» **TASK TO COMPLETE**
Track down each line that has the word "advantages" and copy it.

» **Data records**
-- Start --

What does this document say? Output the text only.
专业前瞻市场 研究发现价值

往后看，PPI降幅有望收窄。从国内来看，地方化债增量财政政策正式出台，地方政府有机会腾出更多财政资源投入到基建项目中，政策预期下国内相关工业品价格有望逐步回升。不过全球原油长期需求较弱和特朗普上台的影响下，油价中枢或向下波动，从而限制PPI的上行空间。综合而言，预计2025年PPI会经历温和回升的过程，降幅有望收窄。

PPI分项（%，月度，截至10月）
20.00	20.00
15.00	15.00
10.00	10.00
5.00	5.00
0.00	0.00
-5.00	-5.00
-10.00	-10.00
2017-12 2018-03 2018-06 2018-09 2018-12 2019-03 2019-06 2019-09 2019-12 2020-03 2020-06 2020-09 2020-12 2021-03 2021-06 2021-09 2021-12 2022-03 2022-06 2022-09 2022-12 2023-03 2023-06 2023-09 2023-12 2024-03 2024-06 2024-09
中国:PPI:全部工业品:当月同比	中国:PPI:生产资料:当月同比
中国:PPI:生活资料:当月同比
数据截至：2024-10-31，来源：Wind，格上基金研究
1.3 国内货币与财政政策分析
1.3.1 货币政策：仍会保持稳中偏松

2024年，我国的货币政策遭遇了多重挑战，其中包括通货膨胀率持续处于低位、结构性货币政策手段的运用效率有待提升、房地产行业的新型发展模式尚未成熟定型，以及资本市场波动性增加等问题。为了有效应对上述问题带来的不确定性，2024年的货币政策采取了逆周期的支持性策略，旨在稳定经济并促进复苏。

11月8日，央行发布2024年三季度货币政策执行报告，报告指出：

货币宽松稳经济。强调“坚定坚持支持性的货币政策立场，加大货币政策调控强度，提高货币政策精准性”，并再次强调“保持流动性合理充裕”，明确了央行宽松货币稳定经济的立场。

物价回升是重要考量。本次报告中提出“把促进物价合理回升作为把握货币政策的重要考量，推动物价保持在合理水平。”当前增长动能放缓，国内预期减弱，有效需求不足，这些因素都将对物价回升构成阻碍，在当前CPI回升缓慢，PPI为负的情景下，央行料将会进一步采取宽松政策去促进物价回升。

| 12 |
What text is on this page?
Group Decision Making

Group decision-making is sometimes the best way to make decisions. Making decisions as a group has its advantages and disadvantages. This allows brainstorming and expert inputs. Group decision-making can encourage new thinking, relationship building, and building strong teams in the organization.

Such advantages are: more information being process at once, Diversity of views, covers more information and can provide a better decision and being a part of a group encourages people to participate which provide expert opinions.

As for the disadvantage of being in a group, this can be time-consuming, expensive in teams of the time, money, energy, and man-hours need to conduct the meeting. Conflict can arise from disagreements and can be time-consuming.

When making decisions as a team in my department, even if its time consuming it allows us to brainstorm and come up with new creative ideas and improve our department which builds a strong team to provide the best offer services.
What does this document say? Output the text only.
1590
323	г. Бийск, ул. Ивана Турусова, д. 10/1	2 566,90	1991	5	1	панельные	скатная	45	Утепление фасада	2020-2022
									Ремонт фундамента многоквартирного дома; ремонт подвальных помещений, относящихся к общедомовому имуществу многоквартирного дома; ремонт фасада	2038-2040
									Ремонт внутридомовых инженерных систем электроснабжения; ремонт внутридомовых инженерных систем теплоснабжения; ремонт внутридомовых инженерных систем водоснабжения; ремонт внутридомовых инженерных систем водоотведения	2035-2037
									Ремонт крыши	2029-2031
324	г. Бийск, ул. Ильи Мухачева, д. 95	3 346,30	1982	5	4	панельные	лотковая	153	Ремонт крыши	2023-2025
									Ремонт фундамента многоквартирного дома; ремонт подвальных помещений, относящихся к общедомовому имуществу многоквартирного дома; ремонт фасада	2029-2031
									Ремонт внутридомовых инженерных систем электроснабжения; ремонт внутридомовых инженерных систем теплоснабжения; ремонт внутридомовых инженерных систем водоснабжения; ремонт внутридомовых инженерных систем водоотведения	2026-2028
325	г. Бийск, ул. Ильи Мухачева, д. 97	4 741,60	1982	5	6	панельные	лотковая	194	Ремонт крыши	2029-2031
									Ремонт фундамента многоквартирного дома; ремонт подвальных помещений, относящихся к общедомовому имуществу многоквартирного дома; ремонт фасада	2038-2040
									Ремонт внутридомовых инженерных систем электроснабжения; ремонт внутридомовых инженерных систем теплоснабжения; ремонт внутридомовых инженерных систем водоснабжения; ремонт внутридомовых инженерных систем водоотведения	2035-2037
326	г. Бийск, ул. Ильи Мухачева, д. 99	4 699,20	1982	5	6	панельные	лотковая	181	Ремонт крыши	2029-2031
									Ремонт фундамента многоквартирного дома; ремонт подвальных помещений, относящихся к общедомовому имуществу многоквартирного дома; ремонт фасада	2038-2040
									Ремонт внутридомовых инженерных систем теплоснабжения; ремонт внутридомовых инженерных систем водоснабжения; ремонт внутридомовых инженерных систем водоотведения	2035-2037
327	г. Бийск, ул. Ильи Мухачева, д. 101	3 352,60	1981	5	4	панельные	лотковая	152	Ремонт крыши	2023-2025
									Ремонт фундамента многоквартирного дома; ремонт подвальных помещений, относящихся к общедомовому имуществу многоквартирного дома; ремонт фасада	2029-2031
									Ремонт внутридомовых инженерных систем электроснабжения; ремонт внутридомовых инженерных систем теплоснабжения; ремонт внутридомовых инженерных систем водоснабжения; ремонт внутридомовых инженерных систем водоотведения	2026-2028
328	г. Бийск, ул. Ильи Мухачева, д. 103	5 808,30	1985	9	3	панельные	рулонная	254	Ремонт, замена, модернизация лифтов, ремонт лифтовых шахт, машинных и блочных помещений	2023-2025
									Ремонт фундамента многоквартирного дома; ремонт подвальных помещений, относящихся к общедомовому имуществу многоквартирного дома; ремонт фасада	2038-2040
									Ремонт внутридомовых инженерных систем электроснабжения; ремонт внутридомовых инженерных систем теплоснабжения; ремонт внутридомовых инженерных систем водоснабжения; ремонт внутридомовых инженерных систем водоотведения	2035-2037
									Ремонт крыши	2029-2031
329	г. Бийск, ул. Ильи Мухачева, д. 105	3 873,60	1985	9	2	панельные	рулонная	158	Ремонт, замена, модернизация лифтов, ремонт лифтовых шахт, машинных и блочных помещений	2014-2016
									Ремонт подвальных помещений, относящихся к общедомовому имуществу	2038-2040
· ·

-- End --

» **SOLUTION TO THE EXERCISE**
Group decision-making is sometimes the best way to make decisions. Making decisions as a group has its advantages and disadvantages. This allows brainstorming and expert inputs. Group decision-making can encourage new thinking, relationship building, and building strong teams in the organization.
Such advantages are: more information being process at once, Diversity of views, covers more information and can provide a better decision and being a part of a group encourages people to participate which provide expert opinions.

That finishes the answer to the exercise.